- [Task instructions]
Each line of the data that includes the string "front" is to be copied out.

- [Task input]
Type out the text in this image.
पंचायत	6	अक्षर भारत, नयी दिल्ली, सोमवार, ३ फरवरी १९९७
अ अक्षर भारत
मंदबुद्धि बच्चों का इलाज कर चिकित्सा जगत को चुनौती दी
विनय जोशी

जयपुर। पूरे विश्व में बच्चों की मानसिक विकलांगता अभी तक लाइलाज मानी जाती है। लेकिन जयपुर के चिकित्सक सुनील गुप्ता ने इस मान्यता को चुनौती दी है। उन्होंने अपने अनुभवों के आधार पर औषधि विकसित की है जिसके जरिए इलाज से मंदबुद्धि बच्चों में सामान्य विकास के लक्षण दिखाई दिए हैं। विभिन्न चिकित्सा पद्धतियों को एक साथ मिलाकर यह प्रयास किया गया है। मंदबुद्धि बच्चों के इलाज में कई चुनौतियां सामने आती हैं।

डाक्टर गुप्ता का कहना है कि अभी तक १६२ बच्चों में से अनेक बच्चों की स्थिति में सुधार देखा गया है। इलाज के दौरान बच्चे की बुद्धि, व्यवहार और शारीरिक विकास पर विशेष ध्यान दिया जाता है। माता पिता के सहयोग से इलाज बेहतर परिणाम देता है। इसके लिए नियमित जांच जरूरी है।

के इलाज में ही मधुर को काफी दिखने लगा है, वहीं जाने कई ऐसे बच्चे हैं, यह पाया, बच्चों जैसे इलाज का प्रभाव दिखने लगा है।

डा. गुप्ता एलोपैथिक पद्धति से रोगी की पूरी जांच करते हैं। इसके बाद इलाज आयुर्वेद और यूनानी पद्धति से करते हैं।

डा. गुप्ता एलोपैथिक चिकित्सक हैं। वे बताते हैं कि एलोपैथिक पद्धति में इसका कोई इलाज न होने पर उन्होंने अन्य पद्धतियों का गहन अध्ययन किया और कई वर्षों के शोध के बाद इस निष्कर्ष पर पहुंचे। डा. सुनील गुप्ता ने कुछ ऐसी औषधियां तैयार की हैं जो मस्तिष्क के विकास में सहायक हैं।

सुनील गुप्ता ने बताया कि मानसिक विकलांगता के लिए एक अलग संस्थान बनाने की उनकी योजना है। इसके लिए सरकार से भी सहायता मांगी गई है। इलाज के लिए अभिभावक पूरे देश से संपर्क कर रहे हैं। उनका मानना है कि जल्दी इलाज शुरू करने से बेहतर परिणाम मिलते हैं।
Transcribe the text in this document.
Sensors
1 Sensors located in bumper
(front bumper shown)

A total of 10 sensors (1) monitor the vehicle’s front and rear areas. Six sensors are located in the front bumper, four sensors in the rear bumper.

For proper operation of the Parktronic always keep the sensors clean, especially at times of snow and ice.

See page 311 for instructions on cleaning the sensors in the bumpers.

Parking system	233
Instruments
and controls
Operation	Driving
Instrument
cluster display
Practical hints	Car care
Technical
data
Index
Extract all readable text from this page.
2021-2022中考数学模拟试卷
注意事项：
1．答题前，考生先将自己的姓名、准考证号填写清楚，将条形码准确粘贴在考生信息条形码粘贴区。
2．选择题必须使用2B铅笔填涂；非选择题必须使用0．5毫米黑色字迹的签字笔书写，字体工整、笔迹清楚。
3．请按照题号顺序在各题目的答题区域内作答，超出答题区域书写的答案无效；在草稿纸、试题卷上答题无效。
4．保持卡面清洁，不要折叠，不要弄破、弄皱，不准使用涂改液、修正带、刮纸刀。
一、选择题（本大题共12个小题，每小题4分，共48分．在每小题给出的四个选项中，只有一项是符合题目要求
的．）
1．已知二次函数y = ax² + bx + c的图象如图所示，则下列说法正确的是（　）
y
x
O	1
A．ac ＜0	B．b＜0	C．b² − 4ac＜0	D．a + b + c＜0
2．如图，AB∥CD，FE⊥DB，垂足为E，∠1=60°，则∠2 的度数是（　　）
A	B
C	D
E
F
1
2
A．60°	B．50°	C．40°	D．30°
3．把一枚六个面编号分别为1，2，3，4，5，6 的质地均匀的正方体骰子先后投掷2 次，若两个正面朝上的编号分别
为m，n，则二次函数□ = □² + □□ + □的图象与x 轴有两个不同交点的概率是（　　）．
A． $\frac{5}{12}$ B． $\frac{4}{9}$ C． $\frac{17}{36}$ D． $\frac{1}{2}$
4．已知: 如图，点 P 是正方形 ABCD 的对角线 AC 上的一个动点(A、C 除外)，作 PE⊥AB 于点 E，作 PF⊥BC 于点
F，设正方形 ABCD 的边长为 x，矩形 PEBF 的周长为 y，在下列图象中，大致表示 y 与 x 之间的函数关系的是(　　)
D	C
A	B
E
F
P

- [Task solution]
(front bumper shown)
A total of 10 sensors (1) monitor the vehicle’s front and rear areas. Six sensors are located in the front bumper, four sensors in the rear bumper.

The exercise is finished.